→ **Provided records**:
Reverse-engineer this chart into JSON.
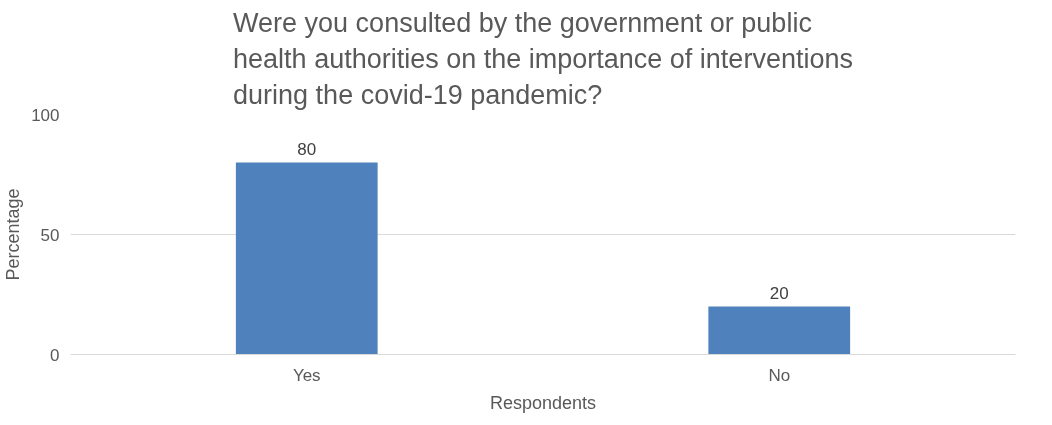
{
  "chart_data": {
    "type": "bar",
    "title": "Were you consulted by the government or public\nhealth authorities on the importance of interventions\nduring the covid-19 pandemic?",
    "xlabel": "Respondents",
    "ylabel": "Percentage",
    "categories": [
      "Yes",
      "No"
    ],
    "values": [
      80,
      20
    ],
    "color": "#4f81bd",
    "ylim": [
      0,
      100
    ],
    "yticks": [
      0,
      50,
      100
    ],
    "grid": "y",
    "data_labels": true
  }
}
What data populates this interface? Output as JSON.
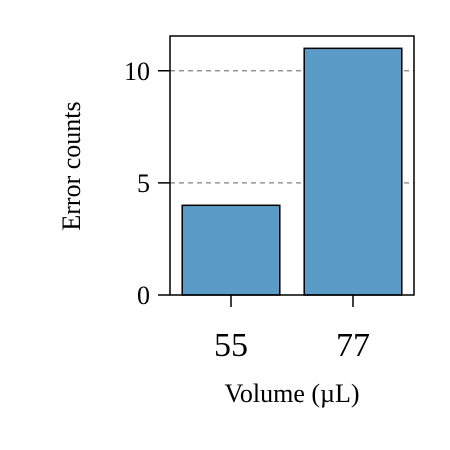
{
  "chart_data": {
    "type": "bar",
    "categories": [
      "55",
      "77"
    ],
    "values": [
      4,
      11
    ],
    "title": "",
    "xlabel": "Volume (µL)",
    "ylabel": "Error counts",
    "ylim": [
      0,
      11.55
    ],
    "yticks": [
      0,
      5,
      10
    ],
    "grid": "horizontal-dashed",
    "legend": "none",
    "colors": {
      "bar_fill": "#5b9bc8",
      "bar_edge": "#000000",
      "grid": "#808080",
      "axis": "#000000"
    }
  }
}
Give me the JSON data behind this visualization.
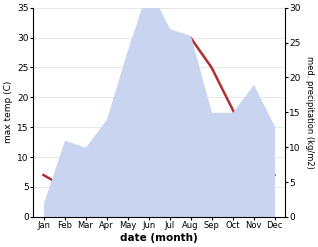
{
  "months": [
    "Jan",
    "Feb",
    "Mar",
    "Apr",
    "May",
    "Jun",
    "Jul",
    "Aug",
    "Sep",
    "Oct",
    "Nov",
    "Dec"
  ],
  "max_temp": [
    7,
    5,
    9,
    15,
    26,
    31,
    30,
    30,
    25,
    18,
    11,
    7
  ],
  "precipitation": [
    2,
    11,
    10,
    14,
    24,
    33,
    27,
    26,
    15,
    15,
    19,
    13
  ],
  "temp_color": "#b03030",
  "precip_fill_color": "#c8d4f0",
  "temp_ylim": [
    0,
    35
  ],
  "precip_ylim": [
    0,
    30
  ],
  "temp_yticks": [
    0,
    5,
    10,
    15,
    20,
    25,
    30,
    35
  ],
  "precip_yticks": [
    0,
    5,
    10,
    15,
    20,
    25,
    30
  ],
  "xlabel": "date (month)",
  "ylabel_left": "max temp (C)",
  "ylabel_right": "med. precipitation (kg/m2)",
  "background_color": "#ffffff",
  "line_width": 1.8
}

→ **To do**: Using the listing above, return all lines where the word "title" occurs.

→ **Response**:
    "title": "Were you consulted by the government or public\nhealth authorities on the importance of interventions\nduring the covid-19 pandemic?",
    "title": "",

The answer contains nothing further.